> [Records for the task]
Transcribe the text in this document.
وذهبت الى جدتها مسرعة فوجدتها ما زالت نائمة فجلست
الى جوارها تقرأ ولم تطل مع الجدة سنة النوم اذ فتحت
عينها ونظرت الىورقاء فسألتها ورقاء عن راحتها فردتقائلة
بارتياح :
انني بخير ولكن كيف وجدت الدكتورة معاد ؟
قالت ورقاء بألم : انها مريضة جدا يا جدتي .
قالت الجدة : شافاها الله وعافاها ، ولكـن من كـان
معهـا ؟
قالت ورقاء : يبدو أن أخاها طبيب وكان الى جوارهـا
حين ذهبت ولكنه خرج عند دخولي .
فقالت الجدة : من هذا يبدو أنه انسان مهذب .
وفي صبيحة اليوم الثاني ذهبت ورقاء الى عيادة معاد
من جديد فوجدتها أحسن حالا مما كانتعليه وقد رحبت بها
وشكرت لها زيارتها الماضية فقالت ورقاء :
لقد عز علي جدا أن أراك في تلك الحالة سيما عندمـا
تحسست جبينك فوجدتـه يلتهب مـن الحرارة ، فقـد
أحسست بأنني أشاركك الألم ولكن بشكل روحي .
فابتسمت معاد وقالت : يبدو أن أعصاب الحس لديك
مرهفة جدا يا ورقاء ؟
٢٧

> [Your objective]
Extract all the material, leaving every line as it is.

> [Task response]
Transcribe the text in this document.
وذهبت الى جدتها مسرعة فوجدتها ما زالت نائمة فجلست
الى جوارها تقرأ ولم تطل مع الجدة سنة النوم اذ فتحت
عينها ونظرت الىورقاء فسألتها ورقاء عن راحتها فردتقائلة
بارتياح :
انني بخير ولكن كيف وجدت الدكتورة معاد ؟
قالت ورقاء بألم : انها مريضة جدا يا جدتي .
قالت الجدة : شافاها الله وعافاها ، ولكـن من كـان
معهـا ؟
قالت ورقاء : يبدو أن أخاها طبيب وكان الى جوارهـا
حين ذهبت ولكنه خرج عند دخولي .
فقالت الجدة : من هذا يبدو أنه انسان مهذب .
وفي صبيحة اليوم الثاني ذهبت ورقاء الى عيادة معاد
من جديد فوجدتها أحسن حالا مما كانتعليه وقد رحبت بها
وشكرت لها زيارتها الماضية فقالت ورقاء :
لقد عز علي جدا أن أراك في تلك الحالة سيما عندمـا
تحسست جبينك فوجدتـه يلتهب مـن الحرارة ، فقـد
أحسست بأنني أشاركك الألم ولكن بشكل روحي .
فابتسمت معاد وقالت : يبدو أن أعصاب الحس لديك
مرهفة جدا يا ورقاء ؟
٢٧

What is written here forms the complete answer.